Print everything from "Methods: Undocumented migrants" down to "to health care." in the abstract on the health of undocumented migrants below, word for word.

__Text__
+ + + +
Background: Health of migrants is known to be above-average in the beginning of the migration trajectory. At the same time reports from non-government organisations (NGOs) suggest that undocumented migrants in Germany tend to present late and in poor health at healthcare facilities. In this paper, we explore the health status of undocumented migrants with a mixed method approach including complementary qualitative and quantitative datasets.
Methods: Undocumented migrants attending a NGO based in Hamburg, Germany, were asked to fill in the SF-12v2, a standardized questionnaire measuring health-related quality of life (HRQOL). The SF-12v2 was analyzed in comparison to the U.S. American norm sample and a representative German sample. Differences in mean scores for HRQOL were evaluated with a t-test and with a generalized linear model analyzing the impact of living without legal status on HRQOL. The quantitative research was complemented by a qualitative ethnographic study on undocumented migration and health in Berlin, Germany. The study included semi-structured interviews, informal conversations and participant observation with Latin American migrants over the course of three years. The study focused on subjective experiences of illness and health and the impact of illegality on migrants' health and access to health care.
Results: HRQOL was significantly worse in the sample of undocumented migrants (n = 96) as compared to the U.S. American sample (p < 0.005). Living without legal status displayed a significant negative effect on subjective mental and physical health (p ≤ 0.003) in the generalized linear model when adjusted for age and gender compared to the representative German population sample. The ethnographic study, which included 35 migrants, identified socio-economic conditions, the subjective experiences of criminalization, and late presentation at healthcare-facilities as the three main factors impacting on health from migrant perspective.
Discussion: The present research suggests a high morbidity and mortality in this comparatively young population. The ethnographic research confirms negative impacts on health of social determinants in general and stress associated with living without legal status in particular, both are further aggravated by exclusion from health care services. In addition to the provision of health care it appears to be important to structurally tackle the underlying social conditions which affect undocumented migrants' health.
Conclusions: Living without legal status has a negative impact on health and well-being. Limited access to care may further exacerbate physical and mental illness. Possibilities to claim basic rights and protection as well as access to care without legal status appear to be important measures to improve health and well-being.
+ + + +
__Data shown__
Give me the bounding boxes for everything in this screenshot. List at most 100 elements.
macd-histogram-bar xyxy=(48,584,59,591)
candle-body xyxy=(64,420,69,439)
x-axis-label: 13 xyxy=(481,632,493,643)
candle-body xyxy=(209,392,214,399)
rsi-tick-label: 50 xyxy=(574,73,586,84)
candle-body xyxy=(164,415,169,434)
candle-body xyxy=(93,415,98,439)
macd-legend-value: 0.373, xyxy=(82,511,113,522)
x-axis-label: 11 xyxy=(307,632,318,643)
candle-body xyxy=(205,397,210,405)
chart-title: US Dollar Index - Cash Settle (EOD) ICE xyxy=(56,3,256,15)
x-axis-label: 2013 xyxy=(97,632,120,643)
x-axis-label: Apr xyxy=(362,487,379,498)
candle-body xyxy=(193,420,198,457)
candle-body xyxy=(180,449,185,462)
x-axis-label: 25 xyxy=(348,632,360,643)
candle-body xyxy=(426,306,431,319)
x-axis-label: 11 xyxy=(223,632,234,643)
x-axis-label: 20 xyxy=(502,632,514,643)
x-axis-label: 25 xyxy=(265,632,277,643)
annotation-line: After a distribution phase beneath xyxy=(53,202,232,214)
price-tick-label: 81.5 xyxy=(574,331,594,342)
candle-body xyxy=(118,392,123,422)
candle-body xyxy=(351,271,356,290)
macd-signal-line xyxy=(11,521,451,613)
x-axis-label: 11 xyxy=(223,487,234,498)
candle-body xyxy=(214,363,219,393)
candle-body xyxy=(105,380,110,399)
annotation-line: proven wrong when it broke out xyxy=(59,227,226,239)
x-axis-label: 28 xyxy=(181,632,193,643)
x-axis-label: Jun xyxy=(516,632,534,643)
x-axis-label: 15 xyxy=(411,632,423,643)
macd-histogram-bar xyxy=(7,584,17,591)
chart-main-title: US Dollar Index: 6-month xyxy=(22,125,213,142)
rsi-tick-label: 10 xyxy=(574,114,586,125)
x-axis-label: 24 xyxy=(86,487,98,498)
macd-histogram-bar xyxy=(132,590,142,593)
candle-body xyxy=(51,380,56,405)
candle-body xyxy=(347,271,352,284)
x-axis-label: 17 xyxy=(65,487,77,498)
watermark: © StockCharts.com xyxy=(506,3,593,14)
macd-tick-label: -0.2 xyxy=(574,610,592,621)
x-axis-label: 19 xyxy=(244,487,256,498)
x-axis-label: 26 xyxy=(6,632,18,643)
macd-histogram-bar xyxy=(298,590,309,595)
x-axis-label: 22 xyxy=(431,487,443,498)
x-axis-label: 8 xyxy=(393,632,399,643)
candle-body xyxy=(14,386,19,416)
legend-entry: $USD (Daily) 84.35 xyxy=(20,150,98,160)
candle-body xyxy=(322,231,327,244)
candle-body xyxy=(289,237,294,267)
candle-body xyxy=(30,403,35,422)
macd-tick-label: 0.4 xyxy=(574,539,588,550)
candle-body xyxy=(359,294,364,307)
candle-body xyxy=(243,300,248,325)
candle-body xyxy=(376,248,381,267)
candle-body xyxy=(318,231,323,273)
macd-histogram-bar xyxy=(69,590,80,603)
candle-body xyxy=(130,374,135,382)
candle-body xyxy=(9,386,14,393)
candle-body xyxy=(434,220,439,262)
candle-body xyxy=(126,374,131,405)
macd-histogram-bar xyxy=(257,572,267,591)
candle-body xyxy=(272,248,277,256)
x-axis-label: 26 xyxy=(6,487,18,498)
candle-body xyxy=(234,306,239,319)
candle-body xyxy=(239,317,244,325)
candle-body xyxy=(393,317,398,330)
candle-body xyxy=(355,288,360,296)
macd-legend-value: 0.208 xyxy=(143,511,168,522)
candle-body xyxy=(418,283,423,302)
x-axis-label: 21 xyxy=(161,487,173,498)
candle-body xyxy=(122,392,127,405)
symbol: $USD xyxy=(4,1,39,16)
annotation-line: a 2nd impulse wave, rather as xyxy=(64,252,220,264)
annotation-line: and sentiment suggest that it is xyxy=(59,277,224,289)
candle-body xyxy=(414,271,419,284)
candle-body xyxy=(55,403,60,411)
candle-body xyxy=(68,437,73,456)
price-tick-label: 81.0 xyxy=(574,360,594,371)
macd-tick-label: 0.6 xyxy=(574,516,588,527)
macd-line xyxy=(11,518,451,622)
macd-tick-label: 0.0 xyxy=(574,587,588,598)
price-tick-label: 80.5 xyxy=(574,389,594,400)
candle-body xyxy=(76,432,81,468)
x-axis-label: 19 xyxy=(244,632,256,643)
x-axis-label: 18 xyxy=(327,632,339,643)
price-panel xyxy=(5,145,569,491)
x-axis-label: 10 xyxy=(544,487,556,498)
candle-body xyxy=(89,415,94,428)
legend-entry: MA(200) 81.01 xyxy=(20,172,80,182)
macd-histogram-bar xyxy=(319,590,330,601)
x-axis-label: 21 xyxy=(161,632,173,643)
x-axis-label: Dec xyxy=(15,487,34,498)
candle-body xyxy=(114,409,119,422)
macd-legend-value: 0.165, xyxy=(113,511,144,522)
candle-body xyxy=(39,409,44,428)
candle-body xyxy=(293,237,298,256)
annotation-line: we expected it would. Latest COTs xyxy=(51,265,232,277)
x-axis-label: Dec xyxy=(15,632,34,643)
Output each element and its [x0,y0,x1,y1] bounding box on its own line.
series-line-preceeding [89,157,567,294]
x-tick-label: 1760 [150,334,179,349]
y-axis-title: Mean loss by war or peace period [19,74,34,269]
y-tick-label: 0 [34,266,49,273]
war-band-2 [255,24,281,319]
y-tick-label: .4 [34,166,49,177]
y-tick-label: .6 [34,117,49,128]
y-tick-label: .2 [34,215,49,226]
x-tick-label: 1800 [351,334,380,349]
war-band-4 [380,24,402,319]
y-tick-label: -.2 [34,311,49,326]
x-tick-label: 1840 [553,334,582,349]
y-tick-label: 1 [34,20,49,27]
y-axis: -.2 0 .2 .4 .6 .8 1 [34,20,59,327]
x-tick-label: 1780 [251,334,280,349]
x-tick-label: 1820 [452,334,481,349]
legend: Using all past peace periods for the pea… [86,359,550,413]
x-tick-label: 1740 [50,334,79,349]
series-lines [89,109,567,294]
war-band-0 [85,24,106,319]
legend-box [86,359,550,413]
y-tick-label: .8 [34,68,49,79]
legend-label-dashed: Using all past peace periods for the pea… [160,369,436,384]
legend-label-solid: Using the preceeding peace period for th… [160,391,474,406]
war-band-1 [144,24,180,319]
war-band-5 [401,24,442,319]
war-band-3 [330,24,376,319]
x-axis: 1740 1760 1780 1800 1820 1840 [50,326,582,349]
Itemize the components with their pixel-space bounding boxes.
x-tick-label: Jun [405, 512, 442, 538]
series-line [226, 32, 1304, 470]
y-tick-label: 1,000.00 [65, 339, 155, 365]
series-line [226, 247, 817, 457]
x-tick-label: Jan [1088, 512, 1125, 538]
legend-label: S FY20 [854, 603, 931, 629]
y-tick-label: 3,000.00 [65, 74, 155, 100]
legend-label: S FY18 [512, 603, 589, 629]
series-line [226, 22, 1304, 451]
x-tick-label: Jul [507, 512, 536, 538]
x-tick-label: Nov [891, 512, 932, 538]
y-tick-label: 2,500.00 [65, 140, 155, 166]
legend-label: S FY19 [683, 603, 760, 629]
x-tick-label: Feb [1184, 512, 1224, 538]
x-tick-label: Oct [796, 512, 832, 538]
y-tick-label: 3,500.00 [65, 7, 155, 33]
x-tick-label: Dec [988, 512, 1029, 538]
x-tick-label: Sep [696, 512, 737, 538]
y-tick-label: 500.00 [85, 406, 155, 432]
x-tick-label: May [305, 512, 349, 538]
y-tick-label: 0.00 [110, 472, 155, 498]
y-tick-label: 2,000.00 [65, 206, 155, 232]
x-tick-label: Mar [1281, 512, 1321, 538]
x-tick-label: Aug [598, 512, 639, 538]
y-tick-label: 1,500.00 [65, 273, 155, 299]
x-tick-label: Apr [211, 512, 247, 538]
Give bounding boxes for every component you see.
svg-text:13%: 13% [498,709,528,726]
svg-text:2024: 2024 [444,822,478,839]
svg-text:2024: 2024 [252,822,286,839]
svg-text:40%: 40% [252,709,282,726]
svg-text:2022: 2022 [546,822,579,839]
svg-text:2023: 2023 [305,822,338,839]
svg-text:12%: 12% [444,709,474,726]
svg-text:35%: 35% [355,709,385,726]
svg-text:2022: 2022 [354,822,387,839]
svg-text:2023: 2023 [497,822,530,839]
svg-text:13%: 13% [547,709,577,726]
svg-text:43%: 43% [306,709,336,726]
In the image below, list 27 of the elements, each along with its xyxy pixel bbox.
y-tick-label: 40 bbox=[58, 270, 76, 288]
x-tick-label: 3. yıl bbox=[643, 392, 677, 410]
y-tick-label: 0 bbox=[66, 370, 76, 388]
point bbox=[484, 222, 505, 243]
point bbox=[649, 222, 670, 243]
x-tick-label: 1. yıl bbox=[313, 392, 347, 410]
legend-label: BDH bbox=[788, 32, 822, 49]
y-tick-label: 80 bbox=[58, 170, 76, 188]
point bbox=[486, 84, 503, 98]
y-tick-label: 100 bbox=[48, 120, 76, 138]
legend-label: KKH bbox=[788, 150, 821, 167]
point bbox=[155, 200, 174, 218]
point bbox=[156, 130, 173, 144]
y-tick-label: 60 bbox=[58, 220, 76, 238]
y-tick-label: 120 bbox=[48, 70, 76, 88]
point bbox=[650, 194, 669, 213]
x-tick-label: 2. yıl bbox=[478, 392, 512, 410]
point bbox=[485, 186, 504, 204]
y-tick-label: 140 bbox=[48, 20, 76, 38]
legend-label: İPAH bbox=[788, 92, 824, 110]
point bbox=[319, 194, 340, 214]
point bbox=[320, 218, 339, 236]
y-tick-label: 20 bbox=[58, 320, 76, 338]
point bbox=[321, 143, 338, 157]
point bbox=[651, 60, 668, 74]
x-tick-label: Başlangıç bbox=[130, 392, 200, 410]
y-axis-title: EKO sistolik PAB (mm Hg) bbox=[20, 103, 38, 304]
+ + + +
__Answer__
Methods: Undocumented migrants attending a NGO based in Hamburg, Germany, were asked to fill in the SF-12v2, a standardized questionnaire measuring health-related quality of life (HRQOL). The SF-12v2 was analyzed in comparison to the U.S. American norm sample and a representative German sample. Differences in mean scores for HRQOL were evaluated with a t-test and with a generalized linear model analyzing the impact of living without legal status on HRQOL. The quantitative research was complemented by a qualitative ethnographic study on undocumented migration and health in Berlin, Germany. The study included semi-structured interviews, informal conversations and participant observation with Latin American migrants over the course of three years. The study focused on subjective experiences of illness and health and the impact of illegality on migrants' health and access to health care.